• [Aim]: Copy the records below exactly as they appear.

• [A block of data]:
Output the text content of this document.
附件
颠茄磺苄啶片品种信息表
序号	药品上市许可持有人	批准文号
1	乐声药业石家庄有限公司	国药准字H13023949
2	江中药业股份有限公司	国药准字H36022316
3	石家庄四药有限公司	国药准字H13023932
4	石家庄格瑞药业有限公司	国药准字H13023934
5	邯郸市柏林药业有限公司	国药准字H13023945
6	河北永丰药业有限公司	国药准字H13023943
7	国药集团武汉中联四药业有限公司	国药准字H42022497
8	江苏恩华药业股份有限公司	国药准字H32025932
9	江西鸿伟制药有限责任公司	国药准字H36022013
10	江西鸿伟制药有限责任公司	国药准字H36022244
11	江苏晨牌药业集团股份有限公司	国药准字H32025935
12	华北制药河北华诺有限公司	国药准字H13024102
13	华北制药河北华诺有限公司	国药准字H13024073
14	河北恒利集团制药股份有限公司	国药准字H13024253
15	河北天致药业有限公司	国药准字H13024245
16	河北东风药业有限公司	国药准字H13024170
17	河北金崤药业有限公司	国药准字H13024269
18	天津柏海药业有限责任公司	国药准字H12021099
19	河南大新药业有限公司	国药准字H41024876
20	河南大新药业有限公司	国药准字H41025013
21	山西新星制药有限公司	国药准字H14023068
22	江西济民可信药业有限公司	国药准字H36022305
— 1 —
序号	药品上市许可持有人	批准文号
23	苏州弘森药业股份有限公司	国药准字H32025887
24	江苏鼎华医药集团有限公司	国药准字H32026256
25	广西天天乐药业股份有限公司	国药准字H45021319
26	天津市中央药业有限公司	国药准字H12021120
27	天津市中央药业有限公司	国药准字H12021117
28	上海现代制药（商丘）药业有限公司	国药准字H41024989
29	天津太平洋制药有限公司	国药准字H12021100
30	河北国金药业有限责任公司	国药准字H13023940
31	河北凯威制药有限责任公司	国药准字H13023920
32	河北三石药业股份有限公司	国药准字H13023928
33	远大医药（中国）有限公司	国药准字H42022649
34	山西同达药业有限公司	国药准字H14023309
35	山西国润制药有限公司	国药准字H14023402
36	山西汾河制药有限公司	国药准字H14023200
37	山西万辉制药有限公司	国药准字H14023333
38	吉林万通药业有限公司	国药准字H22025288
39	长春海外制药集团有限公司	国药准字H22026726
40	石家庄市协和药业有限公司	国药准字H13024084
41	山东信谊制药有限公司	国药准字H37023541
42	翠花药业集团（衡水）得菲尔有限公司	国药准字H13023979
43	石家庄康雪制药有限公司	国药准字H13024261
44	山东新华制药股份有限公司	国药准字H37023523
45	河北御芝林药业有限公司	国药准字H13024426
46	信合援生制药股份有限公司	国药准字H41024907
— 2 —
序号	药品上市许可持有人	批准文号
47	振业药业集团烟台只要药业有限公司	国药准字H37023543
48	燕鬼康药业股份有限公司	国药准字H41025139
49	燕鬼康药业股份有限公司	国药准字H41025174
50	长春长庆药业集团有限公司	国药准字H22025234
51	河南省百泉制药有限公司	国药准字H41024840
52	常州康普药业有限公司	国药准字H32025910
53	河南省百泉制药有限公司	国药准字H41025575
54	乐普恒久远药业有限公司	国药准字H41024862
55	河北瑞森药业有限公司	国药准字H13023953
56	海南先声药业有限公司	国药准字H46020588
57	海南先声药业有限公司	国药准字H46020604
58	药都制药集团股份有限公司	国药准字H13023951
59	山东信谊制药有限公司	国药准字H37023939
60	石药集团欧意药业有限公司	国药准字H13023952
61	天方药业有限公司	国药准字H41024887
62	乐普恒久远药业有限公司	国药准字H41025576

• [Solved problem]:
Output the text content of this document.
附件
颠茄磺苄啶片品种信息表
序号	药品上市许可持有人	批准文号
1	乐声药业石家庄有限公司	国药准字H13023949
2	江中药业股份有限公司	国药准字H36022316
3	石家庄四药有限公司	国药准字H13023932
4	石家庄格瑞药业有限公司	国药准字H13023934
5	邯郸市柏林药业有限公司	国药准字H13023945
6	河北永丰药业有限公司	国药准字H13023943
7	国药集团武汉中联四药业有限公司	国药准字H42022497
8	江苏恩华药业股份有限公司	国药准字H32025932
9	江西鸿伟制药有限责任公司	国药准字H36022013
10	江西鸿伟制药有限责任公司	国药准字H36022244
11	江苏晨牌药业集团股份有限公司	国药准字H32025935
12	华北制药河北华诺有限公司	国药准字H13024102
13	华北制药河北华诺有限公司	国药准字H13024073
14	河北恒利集团制药股份有限公司	国药准字H13024253
15	河北天致药业有限公司	国药准字H13024245
16	河北东风药业有限公司	国药准字H13024170
17	河北金崤药业有限公司	国药准字H13024269
18	天津柏海药业有限责任公司	国药准字H12021099
19	河南大新药业有限公司	国药准字H41024876
20	河南大新药业有限公司	国药准字H41025013
21	山西新星制药有限公司	国药准字H14023068
22	江西济民可信药业有限公司	国药准字H36022305
— 1 —
序号	药品上市许可持有人	批准文号
23	苏州弘森药业股份有限公司	国药准字H32025887
24	江苏鼎华医药集团有限公司	国药准字H32026256
25	广西天天乐药业股份有限公司	国药准字H45021319
26	天津市中央药业有限公司	国药准字H12021120
27	天津市中央药业有限公司	国药准字H12021117
28	上海现代制药（商丘）药业有限公司	国药准字H41024989
29	天津太平洋制药有限公司	国药准字H12021100
30	河北国金药业有限责任公司	国药准字H13023940
31	河北凯威制药有限责任公司	国药准字H13023920
32	河北三石药业股份有限公司	国药准字H13023928
33	远大医药（中国）有限公司	国药准字H42022649
34	山西同达药业有限公司	国药准字H14023309
35	山西国润制药有限公司	国药准字H14023402
36	山西汾河制药有限公司	国药准字H14023200
37	山西万辉制药有限公司	国药准字H14023333
38	吉林万通药业有限公司	国药准字H22025288
39	长春海外制药集团有限公司	国药准字H22026726
40	石家庄市协和药业有限公司	国药准字H13024084
41	山东信谊制药有限公司	国药准字H37023541
42	翠花药业集团（衡水）得菲尔有限公司	国药准字H13023979
43	石家庄康雪制药有限公司	国药准字H13024261
44	山东新华制药股份有限公司	国药准字H37023523
45	河北御芝林药业有限公司	国药准字H13024426
46	信合援生制药股份有限公司	国药准字H41024907
— 2 —
序号	药品上市许可持有人	批准文号
47	振业药业集团烟台只要药业有限公司	国药准字H37023543
48	燕鬼康药业股份有限公司	国药准字H41025139
49	燕鬼康药业股份有限公司	国药准字H41025174
50	长春长庆药业集团有限公司	国药准字H22025234
51	河南省百泉制药有限公司	国药准字H41024840
52	常州康普药业有限公司	国药准字H32025910
53	河南省百泉制药有限公司	国药准字H41025575
54	乐普恒久远药业有限公司	国药准字H41024862
55	河北瑞森药业有限公司	国药准字H13023953
56	海南先声药业有限公司	国药准字H46020588
57	海南先声药业有限公司	国药准字H46020604
58	药都制药集团股份有限公司	国药准字H13023951
59	山东信谊制药有限公司	国药准字H37023939
60	石药集团欧意药业有限公司	国药准字H13023952
61	天方药业有限公司	国药准字H41024887
62	乐普恒久远药业有限公司	国药准字H41025576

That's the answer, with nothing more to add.